**Data**
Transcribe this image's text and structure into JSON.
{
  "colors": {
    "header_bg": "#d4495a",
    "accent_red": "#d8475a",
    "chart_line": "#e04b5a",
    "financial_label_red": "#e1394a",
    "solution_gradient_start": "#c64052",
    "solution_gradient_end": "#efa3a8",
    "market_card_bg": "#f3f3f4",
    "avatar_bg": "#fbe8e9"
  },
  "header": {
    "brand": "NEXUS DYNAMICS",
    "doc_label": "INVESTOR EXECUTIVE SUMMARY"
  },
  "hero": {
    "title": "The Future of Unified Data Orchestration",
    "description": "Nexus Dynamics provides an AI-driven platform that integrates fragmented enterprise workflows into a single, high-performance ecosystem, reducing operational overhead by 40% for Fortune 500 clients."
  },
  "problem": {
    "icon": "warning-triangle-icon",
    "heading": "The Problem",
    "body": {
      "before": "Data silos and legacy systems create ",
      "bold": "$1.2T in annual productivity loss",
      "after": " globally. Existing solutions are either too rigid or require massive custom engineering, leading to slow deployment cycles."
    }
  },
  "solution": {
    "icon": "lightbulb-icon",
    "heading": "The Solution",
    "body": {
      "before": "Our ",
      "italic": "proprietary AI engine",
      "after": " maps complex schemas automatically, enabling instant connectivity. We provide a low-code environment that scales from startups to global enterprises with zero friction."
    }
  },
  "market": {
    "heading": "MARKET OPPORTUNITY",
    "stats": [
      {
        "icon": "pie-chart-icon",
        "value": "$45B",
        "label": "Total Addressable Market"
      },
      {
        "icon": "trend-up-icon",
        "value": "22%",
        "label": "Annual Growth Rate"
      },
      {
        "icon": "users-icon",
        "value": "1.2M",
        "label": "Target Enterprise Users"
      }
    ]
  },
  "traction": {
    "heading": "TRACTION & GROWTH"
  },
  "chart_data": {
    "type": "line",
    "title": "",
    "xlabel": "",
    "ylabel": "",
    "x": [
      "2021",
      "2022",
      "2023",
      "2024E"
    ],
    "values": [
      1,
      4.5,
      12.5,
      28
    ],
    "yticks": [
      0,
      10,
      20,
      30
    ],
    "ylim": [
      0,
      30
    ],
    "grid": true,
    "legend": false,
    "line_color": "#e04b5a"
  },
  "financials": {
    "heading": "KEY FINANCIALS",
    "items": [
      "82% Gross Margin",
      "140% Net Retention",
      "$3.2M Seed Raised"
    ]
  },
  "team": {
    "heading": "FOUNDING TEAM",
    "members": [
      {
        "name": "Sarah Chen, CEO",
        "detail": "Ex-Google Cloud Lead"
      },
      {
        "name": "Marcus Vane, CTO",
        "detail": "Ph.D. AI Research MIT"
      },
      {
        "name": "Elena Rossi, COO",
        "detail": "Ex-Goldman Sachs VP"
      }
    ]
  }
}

**Brief**
Reproduce the records above exactly.

**Result of the task**
Transcribe this image's text and structure into JSON.
{
  "colors": {
    "header_bg": "#d4495a",
    "accent_red": "#d8475a",
    "chart_line": "#e04b5a",
    "financial_label_red": "#e1394a",
    "solution_gradient_start": "#c64052",
    "solution_gradient_end": "#efa3a8",
    "market_card_bg": "#f3f3f4",
    "avatar_bg": "#fbe8e9"
  },
  "header": {
    "brand": "NEXUS DYNAMICS",
    "doc_label": "INVESTOR EXECUTIVE SUMMARY"
  },
  "hero": {
    "title": "The Future of Unified Data Orchestration",
    "description": "Nexus Dynamics provides an AI-driven platform that integrates fragmented enterprise workflows into a single, high-performance ecosystem, reducing operational overhead by 40% for Fortune 500 clients."
  },
  "problem": {
    "icon": "warning-triangle-icon",
    "heading": "The Problem",
    "body": {
      "before": "Data silos and legacy systems create ",
      "bold": "$1.2T in annual productivity loss",
      "after": " globally. Existing solutions are either too rigid or require massive custom engineering, leading to slow deployment cycles."
    }
  },
  "solution": {
    "icon": "lightbulb-icon",
    "heading": "The Solution",
    "body": {
      "before": "Our ",
      "italic": "proprietary AI engine",
      "after": " maps complex schemas automatically, enabling instant connectivity. We provide a low-code environment that scales from startups to global enterprises with zero friction."
    }
  },
  "market": {
    "heading": "MARKET OPPORTUNITY",
    "stats": [
      {
        "icon": "pie-chart-icon",
        "value": "$45B",
        "label": "Total Addressable Market"
      },
      {
        "icon": "trend-up-icon",
        "value": "22%",
        "label": "Annual Growth Rate"
      },
      {
        "icon": "users-icon",
        "value": "1.2M",
        "label": "Target Enterprise Users"
      }
    ]
  },
  "traction": {
    "heading": "TRACTION & GROWTH"
  },
  "chart_data": {
    "type": "line",
    "title": "",
    "xlabel": "",
    "ylabel": "",
    "x": [
      "2021",
      "2022",
      "2023",
      "2024E"
    ],
    "values": [
      1,
      4.5,
      12.5,
      28
    ],
    "yticks": [
      0,
      10,
      20,
      30
    ],
    "ylim": [
      0,
      30
    ],
    "grid": true,
    "legend": false,
    "line_color": "#e04b5a"
  },
  "financials": {
    "heading": "KEY FINANCIALS",
    "items": [
      "82% Gross Margin",
      "140% Net Retention",
      "$3.2M Seed Raised"
    ]
  },
  "team": {
    "heading": "FOUNDING TEAM",
    "members": [
      {
        "name": "Sarah Chen, CEO",
        "detail": "Ex-Google Cloud Lead"
      },
      {
        "name": "Marcus Vane, CTO",
        "detail": "Ph.D. AI Research MIT"
      },
      {
        "name": "Elena Rossi, COO",
        "detail": "Ex-Goldman Sachs VP"
      }
    ]
  }
}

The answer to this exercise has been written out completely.